WHAT IS REQUIRED: Your task is to copy each line that has the word "name".

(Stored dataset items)

####################

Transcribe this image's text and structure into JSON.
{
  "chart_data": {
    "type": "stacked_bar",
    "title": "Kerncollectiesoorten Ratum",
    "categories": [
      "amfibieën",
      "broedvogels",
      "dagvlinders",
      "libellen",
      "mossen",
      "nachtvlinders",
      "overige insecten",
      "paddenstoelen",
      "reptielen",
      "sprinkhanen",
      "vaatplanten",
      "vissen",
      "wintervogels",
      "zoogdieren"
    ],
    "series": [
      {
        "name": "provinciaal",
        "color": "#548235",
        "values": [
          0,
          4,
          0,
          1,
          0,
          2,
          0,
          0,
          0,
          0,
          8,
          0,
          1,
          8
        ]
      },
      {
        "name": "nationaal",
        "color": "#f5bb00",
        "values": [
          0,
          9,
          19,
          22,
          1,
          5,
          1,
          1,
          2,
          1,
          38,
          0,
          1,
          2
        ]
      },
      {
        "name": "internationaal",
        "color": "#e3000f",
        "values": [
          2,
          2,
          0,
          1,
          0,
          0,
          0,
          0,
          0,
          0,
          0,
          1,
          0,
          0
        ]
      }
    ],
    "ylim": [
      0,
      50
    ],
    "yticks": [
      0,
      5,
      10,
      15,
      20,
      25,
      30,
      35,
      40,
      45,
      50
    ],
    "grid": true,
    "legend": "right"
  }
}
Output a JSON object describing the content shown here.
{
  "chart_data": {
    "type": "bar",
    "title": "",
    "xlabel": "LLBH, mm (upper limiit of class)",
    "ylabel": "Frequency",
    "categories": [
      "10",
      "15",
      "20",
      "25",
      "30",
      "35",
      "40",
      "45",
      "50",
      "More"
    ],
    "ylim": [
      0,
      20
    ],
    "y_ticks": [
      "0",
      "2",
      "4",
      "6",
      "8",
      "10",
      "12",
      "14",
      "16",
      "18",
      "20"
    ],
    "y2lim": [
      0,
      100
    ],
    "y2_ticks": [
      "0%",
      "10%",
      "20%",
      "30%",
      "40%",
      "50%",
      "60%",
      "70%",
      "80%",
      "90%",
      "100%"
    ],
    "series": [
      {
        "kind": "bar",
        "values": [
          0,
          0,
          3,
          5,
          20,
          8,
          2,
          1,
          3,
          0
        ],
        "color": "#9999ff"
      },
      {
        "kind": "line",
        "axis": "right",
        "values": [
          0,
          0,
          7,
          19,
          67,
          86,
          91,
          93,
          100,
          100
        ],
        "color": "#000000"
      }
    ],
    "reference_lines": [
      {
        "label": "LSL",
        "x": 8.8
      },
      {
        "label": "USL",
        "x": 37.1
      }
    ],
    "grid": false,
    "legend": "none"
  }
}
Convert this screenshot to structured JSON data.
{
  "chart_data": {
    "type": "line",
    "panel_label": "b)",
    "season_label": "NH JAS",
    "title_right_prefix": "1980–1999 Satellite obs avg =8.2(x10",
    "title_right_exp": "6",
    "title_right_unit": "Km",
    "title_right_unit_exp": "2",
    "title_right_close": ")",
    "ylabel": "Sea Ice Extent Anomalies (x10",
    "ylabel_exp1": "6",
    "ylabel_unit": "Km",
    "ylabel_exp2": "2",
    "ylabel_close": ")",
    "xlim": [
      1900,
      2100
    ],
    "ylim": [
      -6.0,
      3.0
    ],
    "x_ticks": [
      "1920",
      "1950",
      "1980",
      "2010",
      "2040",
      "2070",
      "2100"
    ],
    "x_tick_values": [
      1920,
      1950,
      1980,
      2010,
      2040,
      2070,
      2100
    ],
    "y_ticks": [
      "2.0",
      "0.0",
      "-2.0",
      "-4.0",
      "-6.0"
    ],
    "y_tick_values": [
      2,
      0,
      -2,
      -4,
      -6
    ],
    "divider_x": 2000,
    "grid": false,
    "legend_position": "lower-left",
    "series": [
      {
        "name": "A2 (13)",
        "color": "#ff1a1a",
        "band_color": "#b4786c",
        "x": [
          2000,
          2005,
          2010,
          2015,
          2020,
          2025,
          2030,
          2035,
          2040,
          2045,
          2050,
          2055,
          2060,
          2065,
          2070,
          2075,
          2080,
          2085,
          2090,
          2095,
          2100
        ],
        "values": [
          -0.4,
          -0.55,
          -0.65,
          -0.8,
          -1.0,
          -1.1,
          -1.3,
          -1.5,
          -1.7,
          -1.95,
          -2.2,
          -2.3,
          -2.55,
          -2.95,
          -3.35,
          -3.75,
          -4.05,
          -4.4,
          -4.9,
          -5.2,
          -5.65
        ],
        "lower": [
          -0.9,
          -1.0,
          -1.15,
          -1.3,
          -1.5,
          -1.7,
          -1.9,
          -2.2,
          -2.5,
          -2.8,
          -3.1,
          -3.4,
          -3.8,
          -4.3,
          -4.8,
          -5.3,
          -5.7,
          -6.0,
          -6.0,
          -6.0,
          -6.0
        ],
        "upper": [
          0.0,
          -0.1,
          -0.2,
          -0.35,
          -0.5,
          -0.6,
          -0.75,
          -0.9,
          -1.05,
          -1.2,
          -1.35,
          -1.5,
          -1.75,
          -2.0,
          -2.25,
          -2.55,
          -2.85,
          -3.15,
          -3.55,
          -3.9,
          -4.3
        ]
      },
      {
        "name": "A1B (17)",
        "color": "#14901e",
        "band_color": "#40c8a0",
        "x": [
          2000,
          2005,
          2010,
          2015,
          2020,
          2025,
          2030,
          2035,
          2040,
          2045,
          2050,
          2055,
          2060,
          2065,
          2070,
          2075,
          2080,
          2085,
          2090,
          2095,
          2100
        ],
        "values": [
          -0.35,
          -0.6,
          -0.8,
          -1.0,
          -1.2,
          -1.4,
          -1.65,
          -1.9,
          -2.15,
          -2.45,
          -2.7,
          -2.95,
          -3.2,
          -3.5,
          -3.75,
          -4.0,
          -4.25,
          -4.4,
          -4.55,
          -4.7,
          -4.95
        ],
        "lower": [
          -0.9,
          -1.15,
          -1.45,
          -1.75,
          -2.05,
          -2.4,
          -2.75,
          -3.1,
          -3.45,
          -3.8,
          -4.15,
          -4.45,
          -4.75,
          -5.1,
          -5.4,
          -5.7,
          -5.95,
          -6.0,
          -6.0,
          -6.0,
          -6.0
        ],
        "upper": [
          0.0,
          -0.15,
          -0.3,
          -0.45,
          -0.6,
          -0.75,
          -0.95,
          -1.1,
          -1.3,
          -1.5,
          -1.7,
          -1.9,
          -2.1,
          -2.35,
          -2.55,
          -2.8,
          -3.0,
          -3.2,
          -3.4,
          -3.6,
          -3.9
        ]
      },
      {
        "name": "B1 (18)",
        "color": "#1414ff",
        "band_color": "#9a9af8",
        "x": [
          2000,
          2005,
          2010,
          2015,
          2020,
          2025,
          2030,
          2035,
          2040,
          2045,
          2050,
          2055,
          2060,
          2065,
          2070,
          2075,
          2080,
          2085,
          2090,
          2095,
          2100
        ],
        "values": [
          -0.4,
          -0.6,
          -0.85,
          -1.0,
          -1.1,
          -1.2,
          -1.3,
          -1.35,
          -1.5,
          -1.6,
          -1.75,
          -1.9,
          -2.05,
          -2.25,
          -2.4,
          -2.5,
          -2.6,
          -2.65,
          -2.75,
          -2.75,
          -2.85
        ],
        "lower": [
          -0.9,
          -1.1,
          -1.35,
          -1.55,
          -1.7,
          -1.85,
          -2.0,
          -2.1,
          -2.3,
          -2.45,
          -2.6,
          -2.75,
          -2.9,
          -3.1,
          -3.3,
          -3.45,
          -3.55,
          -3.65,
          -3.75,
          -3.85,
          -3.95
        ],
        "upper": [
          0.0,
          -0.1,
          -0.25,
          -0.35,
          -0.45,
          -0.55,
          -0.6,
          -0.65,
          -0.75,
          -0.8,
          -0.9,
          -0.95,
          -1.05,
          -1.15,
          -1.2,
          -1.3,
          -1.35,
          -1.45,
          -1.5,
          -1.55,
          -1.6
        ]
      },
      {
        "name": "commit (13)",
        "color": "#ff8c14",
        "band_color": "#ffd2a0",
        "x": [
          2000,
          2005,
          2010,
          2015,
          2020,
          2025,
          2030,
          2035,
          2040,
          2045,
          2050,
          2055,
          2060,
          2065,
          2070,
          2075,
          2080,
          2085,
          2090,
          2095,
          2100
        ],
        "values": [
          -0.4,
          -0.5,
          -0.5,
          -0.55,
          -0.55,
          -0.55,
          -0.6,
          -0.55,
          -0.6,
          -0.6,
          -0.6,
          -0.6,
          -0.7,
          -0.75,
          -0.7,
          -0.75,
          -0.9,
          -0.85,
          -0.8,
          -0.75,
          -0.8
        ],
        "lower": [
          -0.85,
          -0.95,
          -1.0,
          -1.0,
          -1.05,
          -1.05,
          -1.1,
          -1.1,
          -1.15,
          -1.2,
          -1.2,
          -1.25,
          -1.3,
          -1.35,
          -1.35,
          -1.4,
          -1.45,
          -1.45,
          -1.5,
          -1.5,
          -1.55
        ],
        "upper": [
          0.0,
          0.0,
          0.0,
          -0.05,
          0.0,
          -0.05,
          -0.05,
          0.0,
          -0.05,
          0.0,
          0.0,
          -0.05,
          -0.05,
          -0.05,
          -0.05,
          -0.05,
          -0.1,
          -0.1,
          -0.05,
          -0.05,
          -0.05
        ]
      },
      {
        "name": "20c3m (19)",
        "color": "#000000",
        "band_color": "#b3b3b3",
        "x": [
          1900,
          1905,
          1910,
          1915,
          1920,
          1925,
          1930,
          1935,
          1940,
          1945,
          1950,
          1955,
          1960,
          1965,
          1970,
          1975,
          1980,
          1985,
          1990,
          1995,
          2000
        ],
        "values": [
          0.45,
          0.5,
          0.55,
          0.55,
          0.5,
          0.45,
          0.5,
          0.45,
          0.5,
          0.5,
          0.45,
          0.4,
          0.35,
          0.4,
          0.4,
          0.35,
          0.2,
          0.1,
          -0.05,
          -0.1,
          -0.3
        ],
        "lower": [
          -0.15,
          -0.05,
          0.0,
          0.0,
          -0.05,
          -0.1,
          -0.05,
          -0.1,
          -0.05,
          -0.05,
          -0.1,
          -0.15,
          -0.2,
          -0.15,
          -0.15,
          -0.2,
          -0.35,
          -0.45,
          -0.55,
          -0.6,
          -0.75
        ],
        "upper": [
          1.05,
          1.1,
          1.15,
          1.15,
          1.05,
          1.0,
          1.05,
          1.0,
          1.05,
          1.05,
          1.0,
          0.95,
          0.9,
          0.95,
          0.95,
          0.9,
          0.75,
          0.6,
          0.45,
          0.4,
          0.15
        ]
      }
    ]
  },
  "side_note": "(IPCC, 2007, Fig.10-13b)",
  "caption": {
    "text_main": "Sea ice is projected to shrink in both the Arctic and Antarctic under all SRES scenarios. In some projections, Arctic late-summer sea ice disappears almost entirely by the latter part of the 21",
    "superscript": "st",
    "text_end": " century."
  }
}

####################

PROBLEM SOLUTION:
        "name": "provinciaal",
        "name": "nationaal",
        "name": "internationaal",
        "name": "A2 (13)",
        "name": "A1B (17)",
        "name": "B1 (18)",
        "name": "commit (13)",
        "name": "20c3m (19)",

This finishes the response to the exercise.